Every line that holds the string "Magazine" is to be identified and copied.

(Extracted records)
================================
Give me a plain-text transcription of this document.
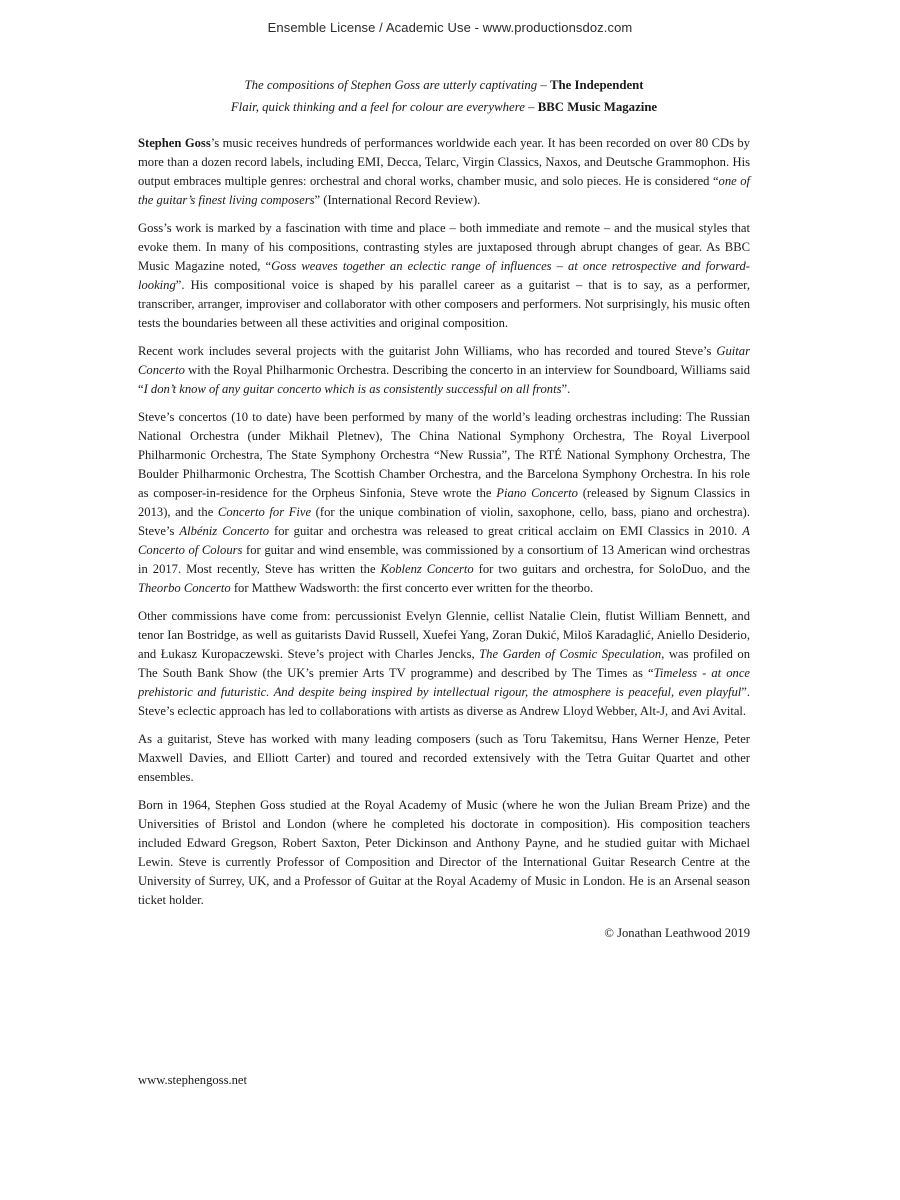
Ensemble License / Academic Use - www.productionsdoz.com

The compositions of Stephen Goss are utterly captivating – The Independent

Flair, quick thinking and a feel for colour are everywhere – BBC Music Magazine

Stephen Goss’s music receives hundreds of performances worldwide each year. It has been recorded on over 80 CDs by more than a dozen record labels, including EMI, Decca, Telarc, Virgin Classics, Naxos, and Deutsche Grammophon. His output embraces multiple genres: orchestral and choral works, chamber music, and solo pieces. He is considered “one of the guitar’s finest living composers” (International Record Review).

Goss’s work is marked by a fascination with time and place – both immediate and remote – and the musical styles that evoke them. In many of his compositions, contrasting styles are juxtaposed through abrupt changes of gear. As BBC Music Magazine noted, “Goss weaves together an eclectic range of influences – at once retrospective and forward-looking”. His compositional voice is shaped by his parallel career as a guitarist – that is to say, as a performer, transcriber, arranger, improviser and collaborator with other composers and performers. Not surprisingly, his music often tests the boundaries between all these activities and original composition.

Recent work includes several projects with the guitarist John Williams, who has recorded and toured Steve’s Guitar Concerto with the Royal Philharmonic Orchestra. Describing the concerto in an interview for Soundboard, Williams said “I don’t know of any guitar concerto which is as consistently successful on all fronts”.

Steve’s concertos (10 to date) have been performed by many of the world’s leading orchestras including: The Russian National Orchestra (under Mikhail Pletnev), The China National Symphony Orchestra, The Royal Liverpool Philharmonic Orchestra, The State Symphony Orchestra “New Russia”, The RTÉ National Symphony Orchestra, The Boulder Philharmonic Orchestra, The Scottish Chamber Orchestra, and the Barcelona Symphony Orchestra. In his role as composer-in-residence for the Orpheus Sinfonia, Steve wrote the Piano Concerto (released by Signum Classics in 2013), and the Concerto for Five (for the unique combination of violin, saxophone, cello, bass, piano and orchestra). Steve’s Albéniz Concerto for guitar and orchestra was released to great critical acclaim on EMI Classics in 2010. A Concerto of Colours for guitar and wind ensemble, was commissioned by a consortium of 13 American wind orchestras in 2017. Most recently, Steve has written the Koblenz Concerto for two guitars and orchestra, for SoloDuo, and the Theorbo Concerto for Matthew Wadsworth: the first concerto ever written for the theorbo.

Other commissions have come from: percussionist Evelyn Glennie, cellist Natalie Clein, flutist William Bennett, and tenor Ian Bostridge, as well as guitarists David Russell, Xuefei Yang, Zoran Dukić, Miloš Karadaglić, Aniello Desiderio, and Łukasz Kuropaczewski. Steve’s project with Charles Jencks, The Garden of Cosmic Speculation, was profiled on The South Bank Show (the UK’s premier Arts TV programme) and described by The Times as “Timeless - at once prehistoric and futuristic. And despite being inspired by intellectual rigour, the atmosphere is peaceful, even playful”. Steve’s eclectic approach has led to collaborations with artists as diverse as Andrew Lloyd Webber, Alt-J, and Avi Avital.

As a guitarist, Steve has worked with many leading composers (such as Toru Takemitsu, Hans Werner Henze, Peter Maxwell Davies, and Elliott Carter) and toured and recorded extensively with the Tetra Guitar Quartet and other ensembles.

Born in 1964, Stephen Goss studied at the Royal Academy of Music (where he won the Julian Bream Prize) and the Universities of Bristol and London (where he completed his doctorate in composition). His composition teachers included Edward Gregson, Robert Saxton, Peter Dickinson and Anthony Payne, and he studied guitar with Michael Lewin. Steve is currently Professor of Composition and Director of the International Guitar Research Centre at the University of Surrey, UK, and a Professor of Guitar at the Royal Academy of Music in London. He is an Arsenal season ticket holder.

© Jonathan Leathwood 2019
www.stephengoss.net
================================
= WRITTEN RESPONSE =
Flair, quick thinking and a feel for colour are everywhere – BBC Music Magazine
Goss’s work is marked by a fascination with time and place – both immediate and remote – and the musical styles that evoke them. In many of his compositions, contrasting styles are juxtaposed through abrupt changes of gear. As BBC Music Magazine noted, “Goss weaves together an eclectic range of influences – at once retrospective and forward-looking”. His compositional voice is shaped by his parallel career as a guitarist – that is to say, as a performer, transcriber, arranger, improviser and collaborator with other composers and performers. Not surprisingly, his music often tests the boundaries between all these activities and original composition.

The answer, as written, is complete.